Reproduce the records below exactly, leaving out any pictures.

-- start of Record set --

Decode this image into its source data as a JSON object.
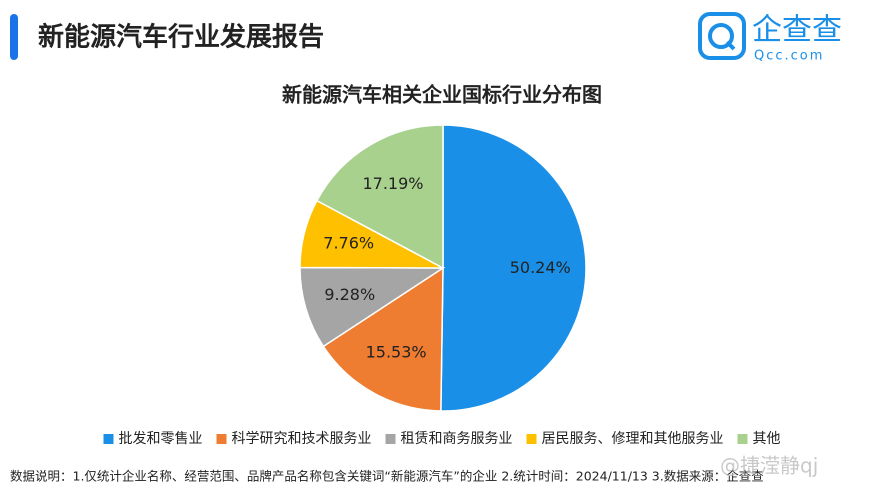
{
  "header": {
    "title": "新能源汽车行业发展报告",
    "logo_text": "企查查",
    "logo_domain": "Qcc.com"
  },
  "chart_data": {
    "type": "pie",
    "title": "新能源汽车相关企业国标行业分布图",
    "categories": [
      "批发和零售业",
      "科学研究和技术服务业",
      "租赁和商务服务业",
      "居民服务、修理和其他服务业",
      "其他"
    ],
    "values": [
      50.24,
      15.53,
      9.28,
      7.76,
      17.19
    ],
    "value_labels": [
      "50.24%",
      "15.53%",
      "9.28%",
      "7.76%",
      "17.19%"
    ],
    "colors": [
      "#1a8fe8",
      "#ee7d31",
      "#a5a5a5",
      "#ffc000",
      "#a9d18e"
    ],
    "legend": "bottom"
  },
  "footer": {
    "note": "数据说明：1.仅统计企业名称、经营范围、品牌产品名称包含关键词“新能源汽车”的企业  2.统计时间：2024/11/13  3.数据来源：企查查",
    "watermark": "@捷滢静qj"
  }
}
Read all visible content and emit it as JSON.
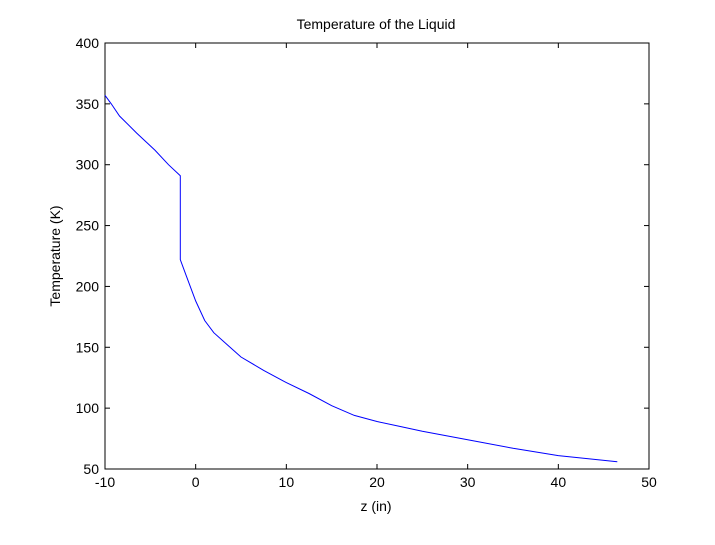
{
  "chart_data": {
    "type": "line",
    "title": "Temperature of the Liquid",
    "xlabel": "z (in)",
    "ylabel": "Temperature (K)",
    "xlim": [
      -10,
      50
    ],
    "ylim": [
      50,
      400
    ],
    "xticks": [
      -10,
      0,
      10,
      20,
      30,
      40,
      50
    ],
    "yticks": [
      50,
      100,
      150,
      200,
      250,
      300,
      350,
      400
    ],
    "grid": false,
    "line_color": "#0000ff",
    "series": [
      {
        "x": [
          -10,
          -9.3,
          -8.4,
          -6.5,
          -4.5,
          -3.0,
          -1.7,
          -1.7,
          -1.0,
          0.0,
          1.0,
          2.0,
          3.5,
          5.0,
          7.5,
          10.0,
          12.5,
          15.0,
          17.5,
          20.0,
          22.5,
          25.0,
          30.0,
          35.0,
          40.0,
          46.5
        ],
        "y": [
          357,
          350,
          340,
          326,
          312,
          300,
          291,
          222,
          208,
          188,
          172,
          162,
          152,
          142,
          131,
          121,
          112,
          102,
          94,
          89,
          85,
          81,
          74,
          67,
          61,
          56
        ]
      }
    ]
  }
}
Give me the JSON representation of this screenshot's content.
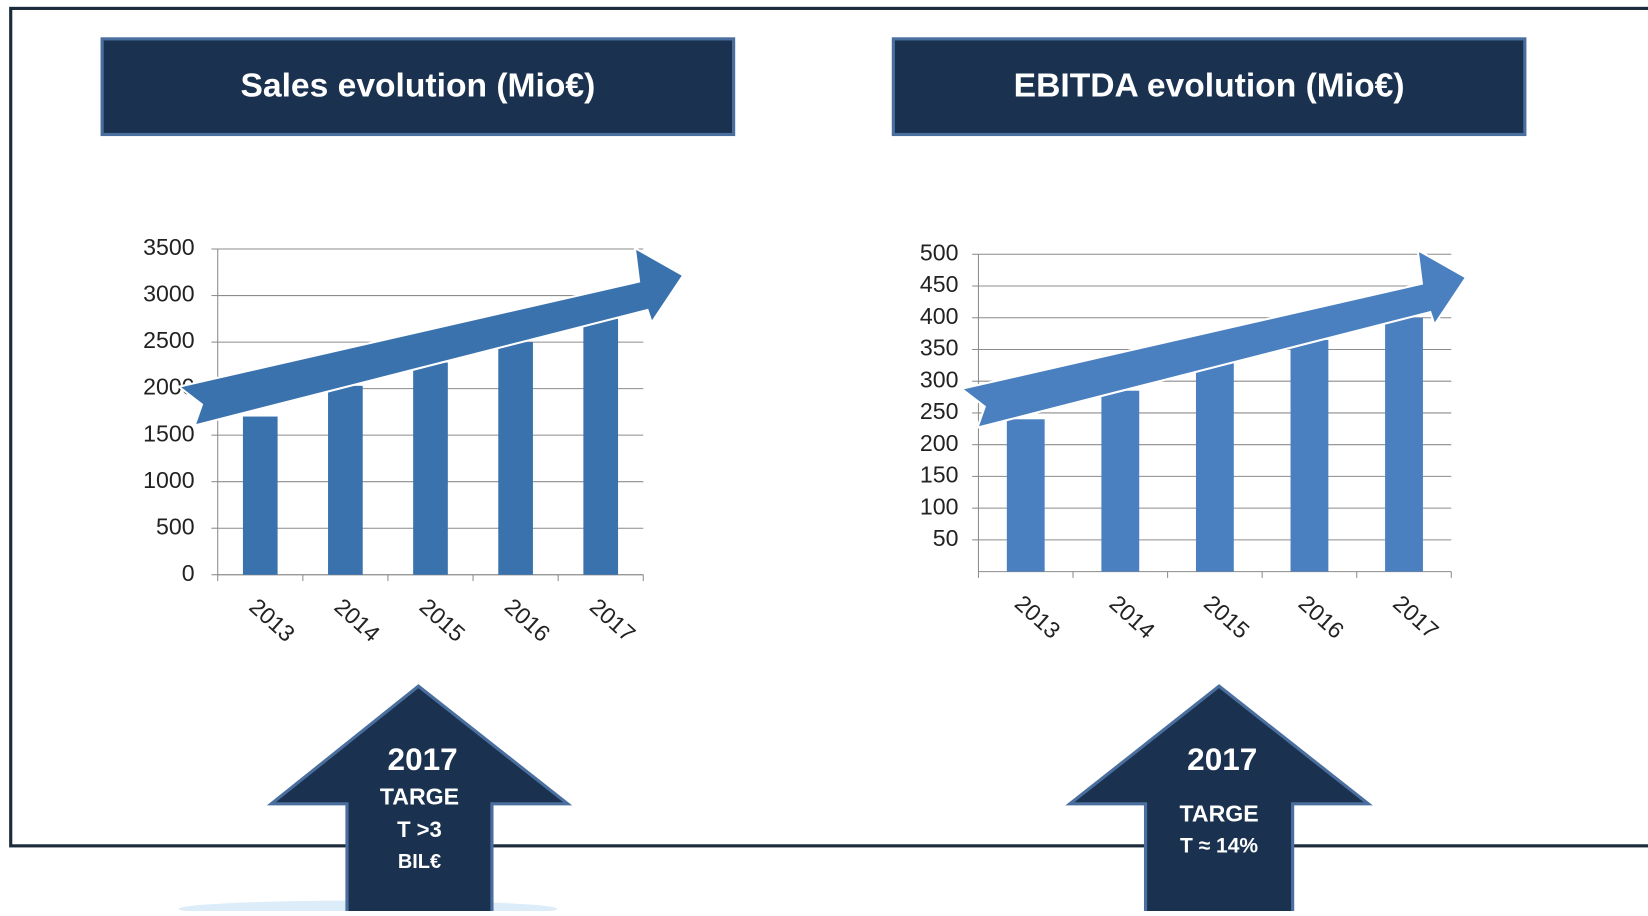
{
  "chart_data": [
    {
      "type": "bar",
      "title": "Sales evolution (Mio€)",
      "categories": [
        "2013",
        "2014",
        "2015",
        "2016",
        "2017"
      ],
      "values": [
        1700,
        2030,
        2280,
        2500,
        2750
      ],
      "color": "#3a72ae",
      "ylim": [
        0,
        3500
      ],
      "yticks": [
        0,
        500,
        1000,
        1500,
        2000,
        2500,
        3000,
        3500
      ],
      "grid": true,
      "target": {
        "year": "2017",
        "lines": [
          "TARGE",
          "T >3",
          "BIL€"
        ]
      }
    },
    {
      "type": "bar",
      "title": "EBITDA evolution (Mio€)",
      "categories": [
        "2013",
        "2014",
        "2015",
        "2016",
        "2017"
      ],
      "values": [
        240,
        285,
        330,
        365,
        400
      ],
      "color": "#4a7fc0",
      "ylim": [
        0,
        500
      ],
      "yticks": [
        50,
        100,
        150,
        200,
        250,
        300,
        350,
        400,
        450,
        500
      ],
      "grid": true,
      "target": {
        "year": "2017",
        "lines": [
          "TARGE",
          "T ≈ 14%"
        ]
      }
    }
  ]
}
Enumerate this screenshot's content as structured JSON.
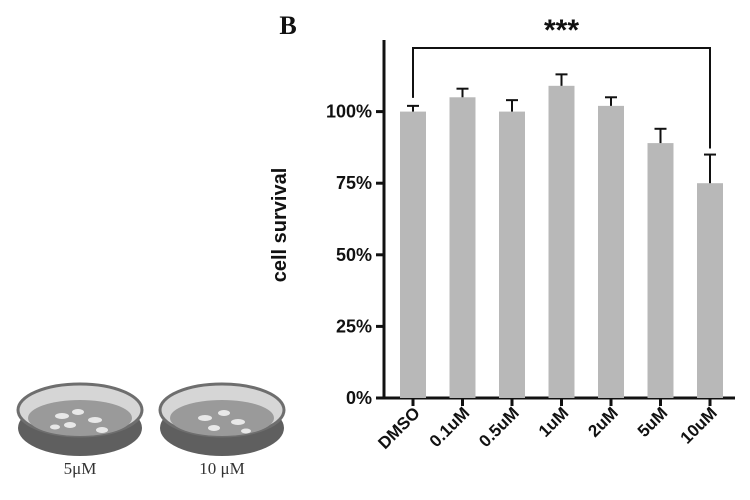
{
  "panel_a": {
    "dish_labels": [
      "5μM",
      "10 μM"
    ]
  },
  "panel_b": {
    "letter": "B",
    "significance": "***"
  },
  "colors": {
    "bar": "#b8b8b8",
    "axis": "#111111",
    "dish_fill": "#9a9a9a",
    "dish_rim": "#6e6e6e"
  },
  "chart_data": {
    "type": "bar",
    "categories": [
      "DMSO",
      "0.1uM",
      "0.5uM",
      "1uM",
      "2uM",
      "5uM",
      "10uM"
    ],
    "values": [
      100,
      105,
      100,
      109,
      102,
      89,
      75
    ],
    "errors": [
      2,
      3,
      4,
      4,
      3,
      5,
      10
    ],
    "title": "",
    "xlabel": "",
    "ylabel": "cell survival",
    "ylim": [
      0,
      125
    ],
    "yticks": [
      0,
      25,
      50,
      75,
      100
    ],
    "ytick_labels": [
      "0%",
      "25%",
      "50%",
      "75%",
      "100%"
    ],
    "grid": false,
    "legend": "none",
    "significance_bracket": {
      "from": "DMSO",
      "to": "10uM",
      "label": "***"
    }
  }
}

-- end of Record set --

:: The response ::
Decode this image into its source data as a JSON object.
{
  "header": {
    "title": "新能源汽车行业发展报告",
    "logo_text": "企查查",
    "logo_domain": "Qcc.com"
  },
  "chart_data": {
    "type": "pie",
    "title": "新能源汽车相关企业国标行业分布图",
    "categories": [
      "批发和零售业",
      "科学研究和技术服务业",
      "租赁和商务服务业",
      "居民服务、修理和其他服务业",
      "其他"
    ],
    "values": [
      50.24,
      15.53,
      9.28,
      7.76,
      17.19
    ],
    "value_labels": [
      "50.24%",
      "15.53%",
      "9.28%",
      "7.76%",
      "17.19%"
    ],
    "colors": [
      "#1a8fe8",
      "#ee7d31",
      "#a5a5a5",
      "#ffc000",
      "#a9d18e"
    ],
    "legend": "bottom"
  },
  "footer": {
    "note": "数据说明：1.仅统计企业名称、经营范围、品牌产品名称包含关键词“新能源汽车”的企业  2.统计时间：2024/11/13  3.数据来源：企查查",
    "watermark": "@捷滢静qj"
  }
}
Read all visible content and emit it as JSON.
{
  "chart_data": {
    "type": "line",
    "title": "Temperature of the Liquid",
    "xlabel": "z (in)",
    "ylabel": "Temperature (K)",
    "xlim": [
      -10,
      50
    ],
    "ylim": [
      50,
      400
    ],
    "xticks": [
      -10,
      0,
      10,
      20,
      30,
      40,
      50
    ],
    "yticks": [
      50,
      100,
      150,
      200,
      250,
      300,
      350,
      400
    ],
    "grid": false,
    "line_color": "#0000ff",
    "series": [
      {
        "x": [
          -10,
          -9.3,
          -8.4,
          -6.5,
          -4.5,
          -3.0,
          -1.7,
          -1.7,
          -1.0,
          0.0,
          1.0,
          2.0,
          3.5,
          5.0,
          7.5,
          10.0,
          12.5,
          15.0,
          17.5,
          20.0,
          22.5,
          25.0,
          30.0,
          35.0,
          40.0,
          46.5
        ],
        "y": [
          357,
          350,
          340,
          326,
          312,
          300,
          291,
          222,
          208,
          188,
          172,
          162,
          152,
          142,
          131,
          121,
          112,
          102,
          94,
          89,
          85,
          81,
          74,
          67,
          61,
          56
        ]
      }
    ]
  }
}
Give me the JSON representation of this screenshot's content.
{
  "chart_data": [
    {
      "type": "bar",
      "title": "Sales evolution (Mio€)",
      "categories": [
        "2013",
        "2014",
        "2015",
        "2016",
        "2017"
      ],
      "values": [
        1700,
        2030,
        2280,
        2500,
        2750
      ],
      "color": "#3a72ae",
      "ylim": [
        0,
        3500
      ],
      "yticks": [
        0,
        500,
        1000,
        1500,
        2000,
        2500,
        3000,
        3500
      ],
      "grid": true,
      "target": {
        "year": "2017",
        "lines": [
          "TARGE",
          "T >3",
          "BIL€"
        ]
      }
    },
    {
      "type": "bar",
      "title": "EBITDA evolution (Mio€)",
      "categories": [
        "2013",
        "2014",
        "2015",
        "2016",
        "2017"
      ],
      "values": [
        240,
        285,
        330,
        365,
        400
      ],
      "color": "#4a7fc0",
      "ylim": [
        0,
        500
      ],
      "yticks": [
        50,
        100,
        150,
        200,
        250,
        300,
        350,
        400,
        450,
        500
      ],
      "grid": true,
      "target": {
        "year": "2017",
        "lines": [
          "TARGE",
          "T ≈ 14%"
        ]
      }
    }
  ]
}
Enumerate this screenshot's content as structured JSON.
{
  "panel_a": {
    "dish_labels": [
      "5μM",
      "10 μM"
    ]
  },
  "panel_b": {
    "letter": "B",
    "significance": "***"
  },
  "colors": {
    "bar": "#b8b8b8",
    "axis": "#111111",
    "dish_fill": "#9a9a9a",
    "dish_rim": "#6e6e6e"
  },
  "chart_data": {
    "type": "bar",
    "categories": [
      "DMSO",
      "0.1uM",
      "0.5uM",
      "1uM",
      "2uM",
      "5uM",
      "10uM"
    ],
    "values": [
      100,
      105,
      100,
      109,
      102,
      89,
      75
    ],
    "errors": [
      2,
      3,
      4,
      4,
      3,
      5,
      10
    ],
    "title": "",
    "xlabel": "",
    "ylabel": "cell survival",
    "ylim": [
      0,
      125
    ],
    "yticks": [
      0,
      25,
      50,
      75,
      100
    ],
    "ytick_labels": [
      "0%",
      "25%",
      "50%",
      "75%",
      "100%"
    ],
    "grid": false,
    "legend": "none",
    "significance_bracket": {
      "from": "DMSO",
      "to": "10uM",
      "label": "***"
    }
  }
}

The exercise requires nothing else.